With the pictures omitted, write out the entries that follow exactly as they stand.

[start of MATERIAL]

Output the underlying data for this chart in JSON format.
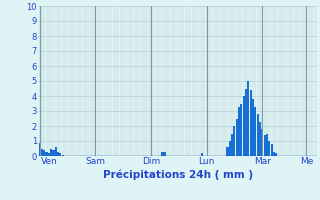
{
  "title": "",
  "xlabel": "Précipitations 24h ( mm )",
  "ylabel": "",
  "ylim": [
    0,
    10
  ],
  "yticks": [
    0,
    1,
    2,
    3,
    4,
    5,
    6,
    7,
    8,
    9,
    10
  ],
  "background_color": "#dff4f4",
  "bar_color": "#1a6fd4",
  "grid_color": "#b8d0d0",
  "day_line_color": "#7799aa",
  "xlabel_color": "#2244cc",
  "tick_color": "#2244cc",
  "values": [
    0.9,
    0.5,
    0.4,
    0.3,
    0.2,
    0.5,
    0.4,
    0.6,
    0.3,
    0.2,
    0.1,
    0.0,
    0.0,
    0.0,
    0.0,
    0.0,
    0.0,
    0.0,
    0.0,
    0.0,
    0.0,
    0.0,
    0.0,
    0.0,
    0.0,
    0.0,
    0.0,
    0.0,
    0.0,
    0.0,
    0.0,
    0.0,
    0.0,
    0.0,
    0.0,
    0.0,
    0.0,
    0.0,
    0.0,
    0.0,
    0.0,
    0.0,
    0.0,
    0.0,
    0.0,
    0.0,
    0.0,
    0.0,
    0.0,
    0.0,
    0.0,
    0.0,
    0.0,
    0.3,
    0.3,
    0.0,
    0.0,
    0.0,
    0.0,
    0.0,
    0.0,
    0.0,
    0.0,
    0.0,
    0.0,
    0.0,
    0.0,
    0.0,
    0.0,
    0.0,
    0.2,
    0.0,
    0.0,
    0.0,
    0.0,
    0.0,
    0.0,
    0.0,
    0.0,
    0.0,
    0.0,
    0.6,
    1.0,
    1.5,
    2.0,
    2.5,
    3.3,
    3.5,
    4.0,
    4.5,
    5.0,
    4.4,
    3.8,
    3.3,
    2.8,
    2.3,
    1.8,
    1.4,
    1.5,
    1.0,
    0.8,
    0.3,
    0.2,
    0.0,
    0.0,
    0.0,
    0.0,
    0.0,
    0.0,
    0.0,
    0.0,
    0.0,
    0.0,
    0.0,
    0.0,
    0.0,
    0.0,
    0.0,
    0.0,
    0.0
  ],
  "day_labels": [
    "Ven",
    "Sam",
    "Dim",
    "Lun",
    "Mar",
    "Me"
  ],
  "day_positions": [
    4,
    24,
    48,
    72,
    96,
    115
  ],
  "day_line_positions": [
    0,
    24,
    48,
    72,
    96,
    115
  ]
}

[end of MATERIAL]

WRITTEN REPLY
Output the underlying data for this chart in JSON format.
{
  "title": "",
  "xlabel": "Précipitations 24h ( mm )",
  "ylabel": "",
  "ylim": [
    0,
    10
  ],
  "yticks": [
    0,
    1,
    2,
    3,
    4,
    5,
    6,
    7,
    8,
    9,
    10
  ],
  "background_color": "#dff4f4",
  "bar_color": "#1a6fd4",
  "grid_color": "#b8d0d0",
  "day_line_color": "#7799aa",
  "xlabel_color": "#2244cc",
  "tick_color": "#2244cc",
  "values": [
    0.9,
    0.5,
    0.4,
    0.3,
    0.2,
    0.5,
    0.4,
    0.6,
    0.3,
    0.2,
    0.1,
    0.0,
    0.0,
    0.0,
    0.0,
    0.0,
    0.0,
    0.0,
    0.0,
    0.0,
    0.0,
    0.0,
    0.0,
    0.0,
    0.0,
    0.0,
    0.0,
    0.0,
    0.0,
    0.0,
    0.0,
    0.0,
    0.0,
    0.0,
    0.0,
    0.0,
    0.0,
    0.0,
    0.0,
    0.0,
    0.0,
    0.0,
    0.0,
    0.0,
    0.0,
    0.0,
    0.0,
    0.0,
    0.0,
    0.0,
    0.0,
    0.0,
    0.0,
    0.3,
    0.3,
    0.0,
    0.0,
    0.0,
    0.0,
    0.0,
    0.0,
    0.0,
    0.0,
    0.0,
    0.0,
    0.0,
    0.0,
    0.0,
    0.0,
    0.0,
    0.2,
    0.0,
    0.0,
    0.0,
    0.0,
    0.0,
    0.0,
    0.0,
    0.0,
    0.0,
    0.0,
    0.6,
    1.0,
    1.5,
    2.0,
    2.5,
    3.3,
    3.5,
    4.0,
    4.5,
    5.0,
    4.4,
    3.8,
    3.3,
    2.8,
    2.3,
    1.8,
    1.4,
    1.5,
    1.0,
    0.8,
    0.3,
    0.2,
    0.0,
    0.0,
    0.0,
    0.0,
    0.0,
    0.0,
    0.0,
    0.0,
    0.0,
    0.0,
    0.0,
    0.0,
    0.0,
    0.0,
    0.0,
    0.0,
    0.0
  ],
  "day_labels": [
    "Ven",
    "Sam",
    "Dim",
    "Lun",
    "Mar",
    "Me"
  ],
  "day_positions": [
    4,
    24,
    48,
    72,
    96,
    115
  ],
  "day_line_positions": [
    0,
    24,
    48,
    72,
    96,
    115
  ]
}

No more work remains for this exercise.